▸ **Aim**:
Each entry below is to be printed verbatim.

▸ **Given entries**:
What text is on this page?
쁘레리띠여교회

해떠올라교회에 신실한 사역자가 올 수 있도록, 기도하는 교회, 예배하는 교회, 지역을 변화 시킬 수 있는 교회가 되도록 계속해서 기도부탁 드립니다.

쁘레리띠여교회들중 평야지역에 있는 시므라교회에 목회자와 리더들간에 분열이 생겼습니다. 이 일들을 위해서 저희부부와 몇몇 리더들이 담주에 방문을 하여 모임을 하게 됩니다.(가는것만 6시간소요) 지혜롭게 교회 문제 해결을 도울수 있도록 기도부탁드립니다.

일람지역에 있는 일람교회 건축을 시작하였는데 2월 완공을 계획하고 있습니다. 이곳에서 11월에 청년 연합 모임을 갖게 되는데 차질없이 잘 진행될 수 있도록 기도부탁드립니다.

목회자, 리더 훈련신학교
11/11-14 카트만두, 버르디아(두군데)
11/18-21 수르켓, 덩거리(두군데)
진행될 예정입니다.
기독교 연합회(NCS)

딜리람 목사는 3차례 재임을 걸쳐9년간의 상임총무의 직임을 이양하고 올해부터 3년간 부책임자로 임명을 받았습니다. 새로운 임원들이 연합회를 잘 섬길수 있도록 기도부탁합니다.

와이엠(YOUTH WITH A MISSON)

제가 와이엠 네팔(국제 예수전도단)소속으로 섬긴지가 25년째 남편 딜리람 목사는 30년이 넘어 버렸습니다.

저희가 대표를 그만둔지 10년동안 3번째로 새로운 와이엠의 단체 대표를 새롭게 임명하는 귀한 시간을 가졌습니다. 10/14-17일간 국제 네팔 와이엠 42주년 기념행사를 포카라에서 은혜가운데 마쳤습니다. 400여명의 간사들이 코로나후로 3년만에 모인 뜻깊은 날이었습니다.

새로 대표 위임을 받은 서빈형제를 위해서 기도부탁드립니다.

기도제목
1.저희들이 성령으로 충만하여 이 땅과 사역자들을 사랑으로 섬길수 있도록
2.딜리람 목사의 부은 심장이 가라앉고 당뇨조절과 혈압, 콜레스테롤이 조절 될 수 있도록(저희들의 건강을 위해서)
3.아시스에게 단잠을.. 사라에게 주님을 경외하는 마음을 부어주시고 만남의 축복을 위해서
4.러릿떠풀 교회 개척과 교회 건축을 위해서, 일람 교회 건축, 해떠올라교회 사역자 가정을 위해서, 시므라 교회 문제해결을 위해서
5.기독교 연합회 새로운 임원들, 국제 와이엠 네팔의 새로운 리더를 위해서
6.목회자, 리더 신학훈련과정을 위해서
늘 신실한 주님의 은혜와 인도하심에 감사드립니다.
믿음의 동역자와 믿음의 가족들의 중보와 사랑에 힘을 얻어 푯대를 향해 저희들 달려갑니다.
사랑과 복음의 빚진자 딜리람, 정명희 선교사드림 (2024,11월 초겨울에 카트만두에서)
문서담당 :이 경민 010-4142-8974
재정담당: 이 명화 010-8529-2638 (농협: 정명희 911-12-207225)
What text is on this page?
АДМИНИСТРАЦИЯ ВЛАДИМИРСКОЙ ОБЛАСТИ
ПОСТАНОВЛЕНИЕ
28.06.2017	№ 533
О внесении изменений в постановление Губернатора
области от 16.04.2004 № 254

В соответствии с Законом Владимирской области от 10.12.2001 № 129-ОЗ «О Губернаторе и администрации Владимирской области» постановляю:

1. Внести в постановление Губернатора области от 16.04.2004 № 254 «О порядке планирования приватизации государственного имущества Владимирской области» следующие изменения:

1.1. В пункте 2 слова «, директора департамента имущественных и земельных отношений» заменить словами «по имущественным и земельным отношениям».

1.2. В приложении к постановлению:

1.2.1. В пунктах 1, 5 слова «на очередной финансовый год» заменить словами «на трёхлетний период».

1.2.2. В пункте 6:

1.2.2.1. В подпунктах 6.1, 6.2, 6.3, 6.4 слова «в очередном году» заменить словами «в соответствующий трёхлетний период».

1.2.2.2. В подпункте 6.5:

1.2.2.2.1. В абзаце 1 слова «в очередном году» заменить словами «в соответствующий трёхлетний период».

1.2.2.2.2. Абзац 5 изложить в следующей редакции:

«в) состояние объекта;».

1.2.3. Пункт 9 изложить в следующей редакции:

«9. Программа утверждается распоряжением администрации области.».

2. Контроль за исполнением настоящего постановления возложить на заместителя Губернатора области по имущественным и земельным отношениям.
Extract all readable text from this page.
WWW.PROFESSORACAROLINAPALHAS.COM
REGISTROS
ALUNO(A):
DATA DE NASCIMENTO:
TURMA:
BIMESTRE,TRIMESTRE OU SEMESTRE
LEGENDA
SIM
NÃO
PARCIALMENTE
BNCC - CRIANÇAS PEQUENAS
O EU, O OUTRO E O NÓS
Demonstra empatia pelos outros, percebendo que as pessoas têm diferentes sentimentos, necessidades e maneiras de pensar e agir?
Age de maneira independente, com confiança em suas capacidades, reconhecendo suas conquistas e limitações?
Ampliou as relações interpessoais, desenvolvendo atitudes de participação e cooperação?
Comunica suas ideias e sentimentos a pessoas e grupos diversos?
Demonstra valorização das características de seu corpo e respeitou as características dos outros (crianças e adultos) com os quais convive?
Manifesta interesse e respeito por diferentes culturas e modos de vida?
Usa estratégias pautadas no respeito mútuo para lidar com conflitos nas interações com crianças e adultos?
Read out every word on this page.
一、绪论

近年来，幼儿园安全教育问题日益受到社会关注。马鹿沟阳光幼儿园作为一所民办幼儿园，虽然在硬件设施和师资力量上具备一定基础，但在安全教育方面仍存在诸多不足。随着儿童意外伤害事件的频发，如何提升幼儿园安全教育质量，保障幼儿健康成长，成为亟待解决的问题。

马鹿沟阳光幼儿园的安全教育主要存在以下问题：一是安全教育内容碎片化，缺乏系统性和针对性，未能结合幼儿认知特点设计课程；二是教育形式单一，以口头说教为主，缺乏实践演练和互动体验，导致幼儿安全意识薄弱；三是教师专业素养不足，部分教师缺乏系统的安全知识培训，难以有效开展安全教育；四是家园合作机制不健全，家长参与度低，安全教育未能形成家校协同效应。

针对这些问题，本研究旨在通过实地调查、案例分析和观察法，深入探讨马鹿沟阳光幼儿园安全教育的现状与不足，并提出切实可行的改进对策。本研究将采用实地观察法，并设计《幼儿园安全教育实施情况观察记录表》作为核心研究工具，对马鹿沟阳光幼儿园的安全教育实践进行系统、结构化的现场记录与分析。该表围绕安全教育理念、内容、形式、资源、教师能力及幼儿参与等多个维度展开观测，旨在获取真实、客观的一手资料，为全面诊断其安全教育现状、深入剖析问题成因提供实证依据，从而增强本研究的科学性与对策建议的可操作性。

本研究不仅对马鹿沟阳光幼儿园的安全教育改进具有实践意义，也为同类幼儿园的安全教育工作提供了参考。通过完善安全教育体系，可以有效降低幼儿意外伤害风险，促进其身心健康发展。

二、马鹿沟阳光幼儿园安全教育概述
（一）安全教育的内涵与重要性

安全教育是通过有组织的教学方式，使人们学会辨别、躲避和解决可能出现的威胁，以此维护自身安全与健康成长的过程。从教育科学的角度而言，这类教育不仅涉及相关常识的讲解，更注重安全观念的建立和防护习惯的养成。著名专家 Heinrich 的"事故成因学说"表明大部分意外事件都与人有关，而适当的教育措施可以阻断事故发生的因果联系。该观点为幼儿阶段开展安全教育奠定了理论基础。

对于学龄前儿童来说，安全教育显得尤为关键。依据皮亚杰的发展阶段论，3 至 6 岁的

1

▸ **Task output**:
What text is on this page?
쁘레리띠여교회

해떠올라교회에 신실한 사역자가 올 수 있도록, 기도하는 교회, 예배하는 교회, 지역을 변화 시킬 수 있는 교회가 되도록 계속해서 기도부탁 드립니다.

쁘레리띠여교회들중 평야지역에 있는 시므라교회에 목회자와 리더들간에 분열이 생겼습니다. 이 일들을 위해서 저희부부와 몇몇 리더들이 담주에 방문을 하여 모임을 하게 됩니다.(가는것만 6시간소요) 지혜롭게 교회 문제 해결을 도울수 있도록 기도부탁드립니다.

일람지역에 있는 일람교회 건축을 시작하였는데 2월 완공을 계획하고 있습니다. 이곳에서 11월에 청년 연합 모임을 갖게 되는데 차질없이 잘 진행될 수 있도록 기도부탁드립니다.

목회자, 리더 훈련신학교
11/11-14 카트만두, 버르디아(두군데)
11/18-21 수르켓, 덩거리(두군데)
진행될 예정입니다.
기독교 연합회(NCS)

딜리람 목사는 3차례 재임을 걸쳐9년간의 상임총무의 직임을 이양하고 올해부터 3년간 부책임자로 임명을 받았습니다. 새로운 임원들이 연합회를 잘 섬길수 있도록 기도부탁합니다.

와이엠(YOUTH WITH A MISSON)

제가 와이엠 네팔(국제 예수전도단)소속으로 섬긴지가 25년째 남편 딜리람 목사는 30년이 넘어 버렸습니다.

저희가 대표를 그만둔지 10년동안 3번째로 새로운 와이엠의 단체 대표를 새롭게 임명하는 귀한 시간을 가졌습니다. 10/14-17일간 국제 네팔 와이엠 42주년 기념행사를 포카라에서 은혜가운데 마쳤습니다. 400여명의 간사들이 코로나후로 3년만에 모인 뜻깊은 날이었습니다.

새로 대표 위임을 받은 서빈형제를 위해서 기도부탁드립니다.

기도제목
1.저희들이 성령으로 충만하여 이 땅과 사역자들을 사랑으로 섬길수 있도록
2.딜리람 목사의 부은 심장이 가라앉고 당뇨조절과 혈압, 콜레스테롤이 조절 될 수 있도록(저희들의 건강을 위해서)
3.아시스에게 단잠을.. 사라에게 주님을 경외하는 마음을 부어주시고 만남의 축복을 위해서
4.러릿떠풀 교회 개척과 교회 건축을 위해서, 일람 교회 건축, 해떠올라교회 사역자 가정을 위해서, 시므라 교회 문제해결을 위해서
5.기독교 연합회 새로운 임원들, 국제 와이엠 네팔의 새로운 리더를 위해서
6.목회자, 리더 신학훈련과정을 위해서
늘 신실한 주님의 은혜와 인도하심에 감사드립니다.
믿음의 동역자와 믿음의 가족들의 중보와 사랑에 힘을 얻어 푯대를 향해 저희들 달려갑니다.
사랑과 복음의 빚진자 딜리람, 정명희 선교사드림 (2024,11월 초겨울에 카트만두에서)
문서담당 :이 경민 010-4142-8974
재정담당: 이 명화 010-8529-2638 (농협: 정명희 911-12-207225)
What text is on this page?
АДМИНИСТРАЦИЯ ВЛАДИМИРСКОЙ ОБЛАСТИ
ПОСТАНОВЛЕНИЕ
28.06.2017	№ 533
О внесении изменений в постановление Губернатора
области от 16.04.2004 № 254

В соответствии с Законом Владимирской области от 10.12.2001 № 129-ОЗ «О Губернаторе и администрации Владимирской области» постановляю:

1. Внести в постановление Губернатора области от 16.04.2004 № 254 «О порядке планирования приватизации государственного имущества Владимирской области» следующие изменения:

1.1. В пункте 2 слова «, директора департамента имущественных и земельных отношений» заменить словами «по имущественным и земельным отношениям».

1.2. В приложении к постановлению:

1.2.1. В пунктах 1, 5 слова «на очередной финансовый год» заменить словами «на трёхлетний период».

1.2.2. В пункте 6:

1.2.2.1. В подпунктах 6.1, 6.2, 6.3, 6.4 слова «в очередном году» заменить словами «в соответствующий трёхлетний период».

1.2.2.2. В подпункте 6.5:

1.2.2.2.1. В абзаце 1 слова «в очередном году» заменить словами «в соответствующий трёхлетний период».

1.2.2.2.2. Абзац 5 изложить в следующей редакции:

«в) состояние объекта;».

1.2.3. Пункт 9 изложить в следующей редакции:

«9. Программа утверждается распоряжением администрации области.».

2. Контроль за исполнением настоящего постановления возложить на заместителя Губернатора области по имущественным и земельным отношениям.
Extract all readable text from this page.
WWW.PROFESSORACAROLINAPALHAS.COM
REGISTROS
ALUNO(A):
DATA DE NASCIMENTO:
TURMA:
BIMESTRE,TRIMESTRE OU SEMESTRE
LEGENDA
SIM
NÃO
PARCIALMENTE
BNCC - CRIANÇAS PEQUENAS
O EU, O OUTRO E O NÓS
Demonstra empatia pelos outros, percebendo que as pessoas têm diferentes sentimentos, necessidades e maneiras de pensar e agir?
Age de maneira independente, com confiança em suas capacidades, reconhecendo suas conquistas e limitações?
Ampliou as relações interpessoais, desenvolvendo atitudes de participação e cooperação?
Comunica suas ideias e sentimentos a pessoas e grupos diversos?
Demonstra valorização das características de seu corpo e respeitou as características dos outros (crianças e adultos) com os quais convive?
Manifesta interesse e respeito por diferentes culturas e modos de vida?
Usa estratégias pautadas no respeito mútuo para lidar com conflitos nas interações com crianças e adultos?
Read out every word on this page.
一、绪论

近年来，幼儿园安全教育问题日益受到社会关注。马鹿沟阳光幼儿园作为一所民办幼儿园，虽然在硬件设施和师资力量上具备一定基础，但在安全教育方面仍存在诸多不足。随着儿童意外伤害事件的频发，如何提升幼儿园安全教育质量，保障幼儿健康成长，成为亟待解决的问题。

马鹿沟阳光幼儿园的安全教育主要存在以下问题：一是安全教育内容碎片化，缺乏系统性和针对性，未能结合幼儿认知特点设计课程；二是教育形式单一，以口头说教为主，缺乏实践演练和互动体验，导致幼儿安全意识薄弱；三是教师专业素养不足，部分教师缺乏系统的安全知识培训，难以有效开展安全教育；四是家园合作机制不健全，家长参与度低，安全教育未能形成家校协同效应。

针对这些问题，本研究旨在通过实地调查、案例分析和观察法，深入探讨马鹿沟阳光幼儿园安全教育的现状与不足，并提出切实可行的改进对策。本研究将采用实地观察法，并设计《幼儿园安全教育实施情况观察记录表》作为核心研究工具，对马鹿沟阳光幼儿园的安全教育实践进行系统、结构化的现场记录与分析。该表围绕安全教育理念、内容、形式、资源、教师能力及幼儿参与等多个维度展开观测，旨在获取真实、客观的一手资料，为全面诊断其安全教育现状、深入剖析问题成因提供实证依据，从而增强本研究的科学性与对策建议的可操作性。

本研究不仅对马鹿沟阳光幼儿园的安全教育改进具有实践意义，也为同类幼儿园的安全教育工作提供了参考。通过完善安全教育体系，可以有效降低幼儿意外伤害风险，促进其身心健康发展。

二、马鹿沟阳光幼儿园安全教育概述
（一）安全教育的内涵与重要性

安全教育是通过有组织的教学方式，使人们学会辨别、躲避和解决可能出现的威胁，以此维护自身安全与健康成长的过程。从教育科学的角度而言，这类教育不仅涉及相关常识的讲解，更注重安全观念的建立和防护习惯的养成。著名专家 Heinrich 的"事故成因学说"表明大部分意外事件都与人有关，而适当的教育措施可以阻断事故发生的因果联系。该观点为幼儿阶段开展安全教育奠定了理论基础。

对于学龄前儿童来说，安全教育显得尤为关键。依据皮亚杰的发展阶段论，3 至 6 岁的

1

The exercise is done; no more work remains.